**PROBLEM DESCRIPTION**
Copy everything in the listing below word for word, apart from any images.

**EXTRACTED ENTRIES**
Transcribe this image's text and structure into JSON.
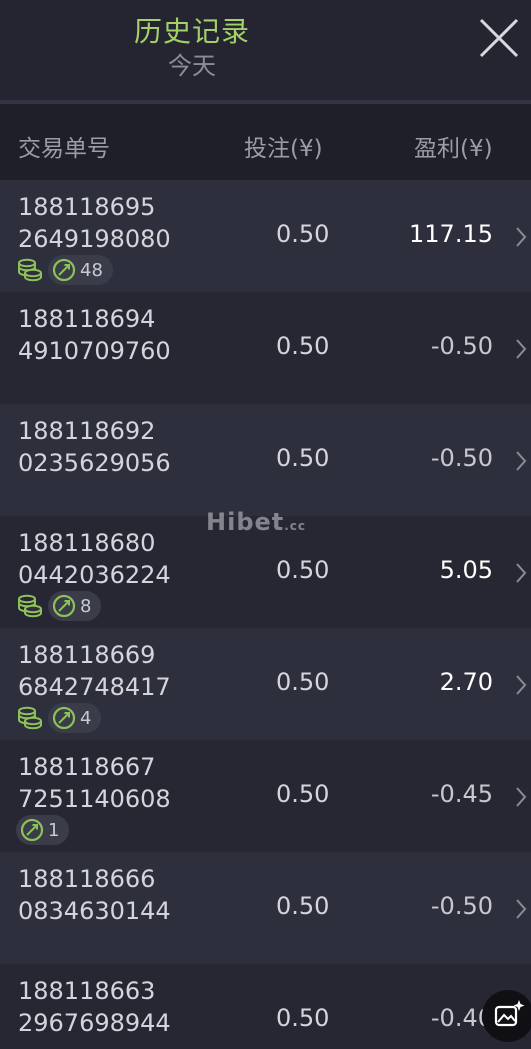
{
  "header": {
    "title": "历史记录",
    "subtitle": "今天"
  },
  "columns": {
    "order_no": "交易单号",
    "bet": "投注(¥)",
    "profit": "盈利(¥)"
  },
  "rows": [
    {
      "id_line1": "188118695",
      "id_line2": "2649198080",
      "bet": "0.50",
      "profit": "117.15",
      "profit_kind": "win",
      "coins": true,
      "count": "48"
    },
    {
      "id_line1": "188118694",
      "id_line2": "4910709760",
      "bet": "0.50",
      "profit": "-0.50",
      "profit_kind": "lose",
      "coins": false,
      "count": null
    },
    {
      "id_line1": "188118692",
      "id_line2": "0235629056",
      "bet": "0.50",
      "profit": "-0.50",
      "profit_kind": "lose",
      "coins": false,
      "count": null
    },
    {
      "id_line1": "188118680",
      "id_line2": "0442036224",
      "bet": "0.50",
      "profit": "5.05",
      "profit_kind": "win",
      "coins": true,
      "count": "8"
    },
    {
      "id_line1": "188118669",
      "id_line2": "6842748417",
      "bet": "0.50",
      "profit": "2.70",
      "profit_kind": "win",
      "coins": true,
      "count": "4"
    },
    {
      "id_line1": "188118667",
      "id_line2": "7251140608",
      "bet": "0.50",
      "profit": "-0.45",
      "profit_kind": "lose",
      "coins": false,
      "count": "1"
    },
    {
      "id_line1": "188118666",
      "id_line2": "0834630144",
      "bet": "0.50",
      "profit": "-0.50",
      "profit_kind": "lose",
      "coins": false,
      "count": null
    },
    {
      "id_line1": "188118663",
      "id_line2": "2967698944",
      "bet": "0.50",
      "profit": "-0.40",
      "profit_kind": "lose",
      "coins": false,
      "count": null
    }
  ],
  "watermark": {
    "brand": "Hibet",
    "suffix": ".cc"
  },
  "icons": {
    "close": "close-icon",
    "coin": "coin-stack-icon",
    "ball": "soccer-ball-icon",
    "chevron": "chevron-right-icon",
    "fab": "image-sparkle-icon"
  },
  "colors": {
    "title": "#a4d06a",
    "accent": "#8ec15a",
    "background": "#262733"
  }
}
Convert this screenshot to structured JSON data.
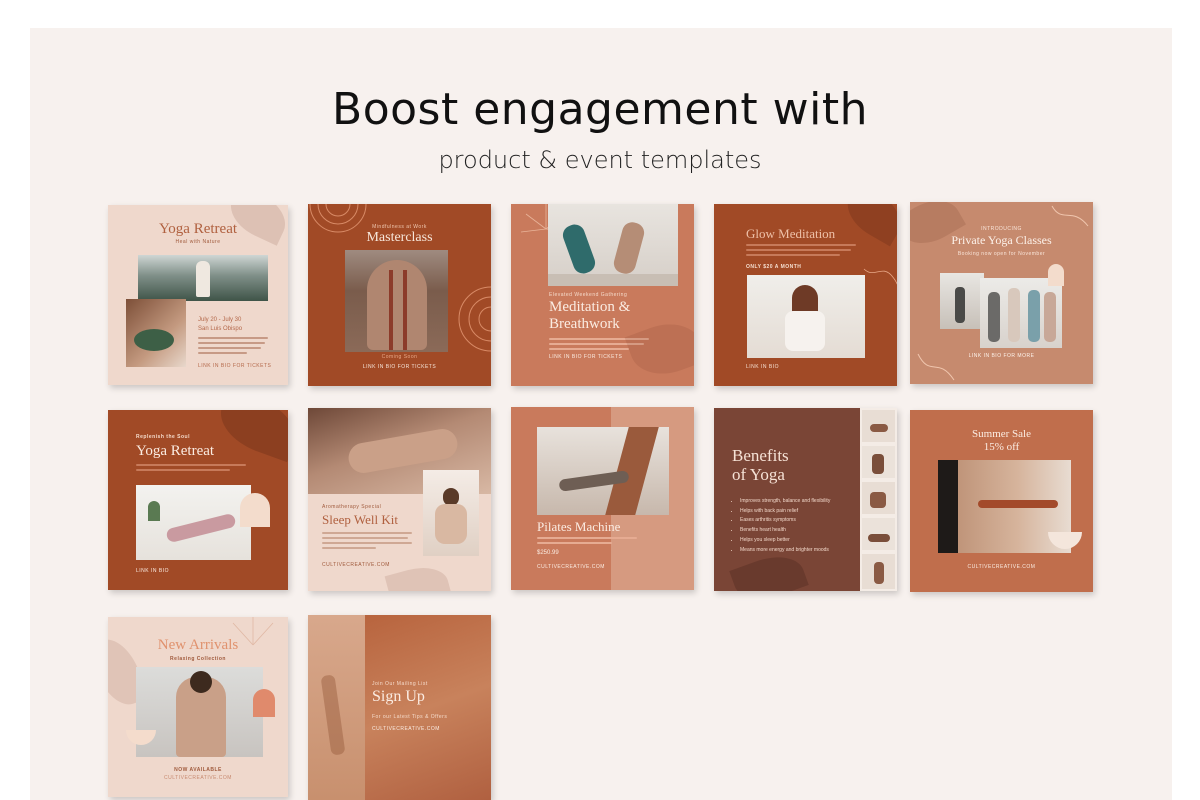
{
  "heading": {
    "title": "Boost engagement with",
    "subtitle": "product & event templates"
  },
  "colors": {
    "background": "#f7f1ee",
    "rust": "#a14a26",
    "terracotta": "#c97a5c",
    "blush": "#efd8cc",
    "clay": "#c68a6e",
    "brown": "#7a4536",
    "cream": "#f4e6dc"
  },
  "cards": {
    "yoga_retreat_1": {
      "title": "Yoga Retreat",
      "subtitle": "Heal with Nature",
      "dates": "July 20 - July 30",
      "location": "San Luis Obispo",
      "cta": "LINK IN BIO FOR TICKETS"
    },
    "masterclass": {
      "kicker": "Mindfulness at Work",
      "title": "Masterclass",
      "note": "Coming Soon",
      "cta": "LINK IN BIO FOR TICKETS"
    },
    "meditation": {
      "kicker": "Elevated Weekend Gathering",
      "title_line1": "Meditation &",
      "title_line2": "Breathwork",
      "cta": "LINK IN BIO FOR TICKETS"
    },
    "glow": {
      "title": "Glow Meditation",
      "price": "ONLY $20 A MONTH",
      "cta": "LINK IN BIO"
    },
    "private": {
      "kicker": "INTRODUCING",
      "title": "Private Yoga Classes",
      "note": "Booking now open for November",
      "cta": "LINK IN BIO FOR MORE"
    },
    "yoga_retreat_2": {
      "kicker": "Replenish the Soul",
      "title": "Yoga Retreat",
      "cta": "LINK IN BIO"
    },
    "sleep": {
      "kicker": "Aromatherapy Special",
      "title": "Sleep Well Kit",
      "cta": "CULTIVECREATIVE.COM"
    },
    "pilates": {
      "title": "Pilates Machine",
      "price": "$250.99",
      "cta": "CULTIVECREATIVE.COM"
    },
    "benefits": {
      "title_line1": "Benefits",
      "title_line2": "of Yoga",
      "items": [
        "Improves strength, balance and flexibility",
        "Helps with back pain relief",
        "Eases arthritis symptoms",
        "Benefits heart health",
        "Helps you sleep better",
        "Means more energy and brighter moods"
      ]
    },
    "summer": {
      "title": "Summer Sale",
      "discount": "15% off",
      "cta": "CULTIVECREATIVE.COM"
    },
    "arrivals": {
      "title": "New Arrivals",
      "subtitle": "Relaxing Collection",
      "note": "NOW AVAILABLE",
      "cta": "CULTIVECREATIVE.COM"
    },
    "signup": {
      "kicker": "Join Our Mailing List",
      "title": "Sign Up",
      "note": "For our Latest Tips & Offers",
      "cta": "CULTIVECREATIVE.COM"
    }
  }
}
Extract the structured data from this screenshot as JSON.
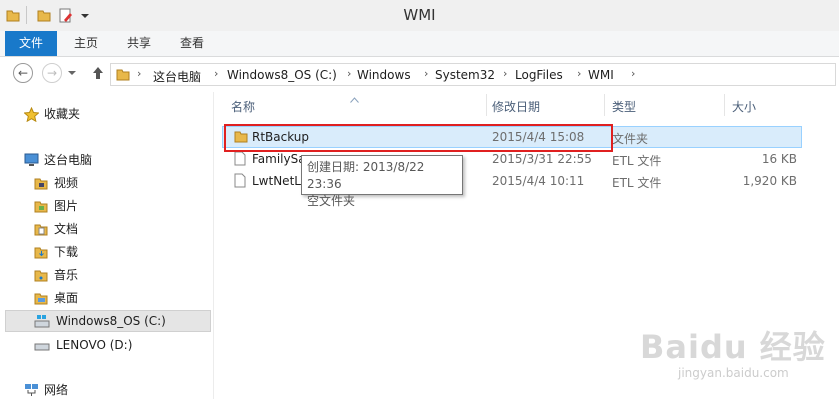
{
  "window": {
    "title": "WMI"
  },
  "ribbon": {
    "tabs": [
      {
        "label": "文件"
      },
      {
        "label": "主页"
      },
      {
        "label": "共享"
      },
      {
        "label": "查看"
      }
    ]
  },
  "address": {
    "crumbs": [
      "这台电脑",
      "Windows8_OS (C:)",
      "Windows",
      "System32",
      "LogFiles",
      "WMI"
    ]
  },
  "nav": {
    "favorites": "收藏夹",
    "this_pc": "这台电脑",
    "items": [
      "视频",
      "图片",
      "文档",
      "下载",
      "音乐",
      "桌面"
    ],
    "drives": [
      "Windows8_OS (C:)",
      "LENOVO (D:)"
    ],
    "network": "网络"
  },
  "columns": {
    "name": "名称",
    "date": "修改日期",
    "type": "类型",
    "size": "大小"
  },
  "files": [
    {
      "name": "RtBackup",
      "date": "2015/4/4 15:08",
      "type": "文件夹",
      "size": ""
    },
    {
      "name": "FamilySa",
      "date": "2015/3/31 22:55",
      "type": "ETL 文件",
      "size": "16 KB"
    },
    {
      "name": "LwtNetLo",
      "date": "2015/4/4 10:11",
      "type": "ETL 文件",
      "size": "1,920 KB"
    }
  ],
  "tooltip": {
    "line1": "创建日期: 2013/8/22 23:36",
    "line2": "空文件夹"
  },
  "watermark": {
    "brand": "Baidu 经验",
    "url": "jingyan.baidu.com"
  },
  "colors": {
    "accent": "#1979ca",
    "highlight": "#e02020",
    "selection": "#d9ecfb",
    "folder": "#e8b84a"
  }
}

**FINAL RESULT**
Transcribe this image's text and structure into JSON.
{
  "header": {
    "title": "历史记录",
    "subtitle": "今天"
  },
  "columns": {
    "order_no": "交易单号",
    "bet": "投注(¥)",
    "profit": "盈利(¥)"
  },
  "rows": [
    {
      "id_line1": "188118695",
      "id_line2": "2649198080",
      "bet": "0.50",
      "profit": "117.15",
      "profit_kind": "win",
      "coins": true,
      "count": "48"
    },
    {
      "id_line1": "188118694",
      "id_line2": "4910709760",
      "bet": "0.50",
      "profit": "-0.50",
      "profit_kind": "lose",
      "coins": false,
      "count": null
    },
    {
      "id_line1": "188118692",
      "id_line2": "0235629056",
      "bet": "0.50",
      "profit": "-0.50",
      "profit_kind": "lose",
      "coins": false,
      "count": null
    },
    {
      "id_line1": "188118680",
      "id_line2": "0442036224",
      "bet": "0.50",
      "profit": "5.05",
      "profit_kind": "win",
      "coins": true,
      "count": "8"
    },
    {
      "id_line1": "188118669",
      "id_line2": "6842748417",
      "bet": "0.50",
      "profit": "2.70",
      "profit_kind": "win",
      "coins": true,
      "count": "4"
    },
    {
      "id_line1": "188118667",
      "id_line2": "7251140608",
      "bet": "0.50",
      "profit": "-0.45",
      "profit_kind": "lose",
      "coins": false,
      "count": "1"
    },
    {
      "id_line1": "188118666",
      "id_line2": "0834630144",
      "bet": "0.50",
      "profit": "-0.50",
      "profit_kind": "lose",
      "coins": false,
      "count": null
    },
    {
      "id_line1": "188118663",
      "id_line2": "2967698944",
      "bet": "0.50",
      "profit": "-0.40",
      "profit_kind": "lose",
      "coins": false,
      "count": null
    }
  ],
  "watermark": {
    "brand": "Hibet",
    "suffix": ".cc"
  },
  "icons": {
    "close": "close-icon",
    "coin": "coin-stack-icon",
    "ball": "soccer-ball-icon",
    "chevron": "chevron-right-icon",
    "fab": "image-sparkle-icon"
  },
  "colors": {
    "title": "#a4d06a",
    "accent": "#8ec15a",
    "background": "#262733"
  }
}
Convert this screenshot to structured JSON data.
{
  "heading": {
    "title": "Boost engagement with",
    "subtitle": "product & event templates"
  },
  "colors": {
    "background": "#f7f1ee",
    "rust": "#a14a26",
    "terracotta": "#c97a5c",
    "blush": "#efd8cc",
    "clay": "#c68a6e",
    "brown": "#7a4536",
    "cream": "#f4e6dc"
  },
  "cards": {
    "yoga_retreat_1": {
      "title": "Yoga Retreat",
      "subtitle": "Heal with Nature",
      "dates": "July 20 - July 30",
      "location": "San Luis Obispo",
      "cta": "LINK IN BIO FOR TICKETS"
    },
    "masterclass": {
      "kicker": "Mindfulness at Work",
      "title": "Masterclass",
      "note": "Coming Soon",
      "cta": "LINK IN BIO FOR TICKETS"
    },
    "meditation": {
      "kicker": "Elevated Weekend Gathering",
      "title_line1": "Meditation &",
      "title_line2": "Breathwork",
      "cta": "LINK IN BIO FOR TICKETS"
    },
    "glow": {
      "title": "Glow Meditation",
      "price": "ONLY $20 A MONTH",
      "cta": "LINK IN BIO"
    },
    "private": {
      "kicker": "INTRODUCING",
      "title": "Private Yoga Classes",
      "note": "Booking now open for November",
      "cta": "LINK IN BIO FOR MORE"
    },
    "yoga_retreat_2": {
      "kicker": "Replenish the Soul",
      "title": "Yoga Retreat",
      "cta": "LINK IN BIO"
    },
    "sleep": {
      "kicker": "Aromatherapy Special",
      "title": "Sleep Well Kit",
      "cta": "CULTIVECREATIVE.COM"
    },
    "pilates": {
      "title": "Pilates Machine",
      "price": "$250.99",
      "cta": "CULTIVECREATIVE.COM"
    },
    "benefits": {
      "title_line1": "Benefits",
      "title_line2": "of Yoga",
      "items": [
        "Improves strength, balance and flexibility",
        "Helps with back pain relief",
        "Eases arthritis symptoms",
        "Benefits heart health",
        "Helps you sleep better",
        "Means more energy and brighter moods"
      ]
    },
    "summer": {
      "title": "Summer Sale",
      "discount": "15% off",
      "cta": "CULTIVECREATIVE.COM"
    },
    "arrivals": {
      "title": "New Arrivals",
      "subtitle": "Relaxing Collection",
      "note": "NOW AVAILABLE",
      "cta": "CULTIVECREATIVE.COM"
    },
    "signup": {
      "kicker": "Join Our Mailing List",
      "title": "Sign Up",
      "note": "For our Latest Tips & Offers",
      "cta": "CULTIVECREATIVE.COM"
    }
  }
}
Extract the structured data from this screenshot as JSON.
{
  "window": {
    "title": "WMI"
  },
  "ribbon": {
    "tabs": [
      {
        "label": "文件"
      },
      {
        "label": "主页"
      },
      {
        "label": "共享"
      },
      {
        "label": "查看"
      }
    ]
  },
  "address": {
    "crumbs": [
      "这台电脑",
      "Windows8_OS (C:)",
      "Windows",
      "System32",
      "LogFiles",
      "WMI"
    ]
  },
  "nav": {
    "favorites": "收藏夹",
    "this_pc": "这台电脑",
    "items": [
      "视频",
      "图片",
      "文档",
      "下载",
      "音乐",
      "桌面"
    ],
    "drives": [
      "Windows8_OS (C:)",
      "LENOVO (D:)"
    ],
    "network": "网络"
  },
  "columns": {
    "name": "名称",
    "date": "修改日期",
    "type": "类型",
    "size": "大小"
  },
  "files": [
    {
      "name": "RtBackup",
      "date": "2015/4/4 15:08",
      "type": "文件夹",
      "size": ""
    },
    {
      "name": "FamilySa",
      "date": "2015/3/31 22:55",
      "type": "ETL 文件",
      "size": "16 KB"
    },
    {
      "name": "LwtNetLo",
      "date": "2015/4/4 10:11",
      "type": "ETL 文件",
      "size": "1,920 KB"
    }
  ],
  "tooltip": {
    "line1": "创建日期: 2013/8/22 23:36",
    "line2": "空文件夹"
  },
  "watermark": {
    "brand": "Baidu 经验",
    "url": "jingyan.baidu.com"
  },
  "colors": {
    "accent": "#1979ca",
    "highlight": "#e02020",
    "selection": "#d9ecfb",
    "folder": "#e8b84a"
  }
}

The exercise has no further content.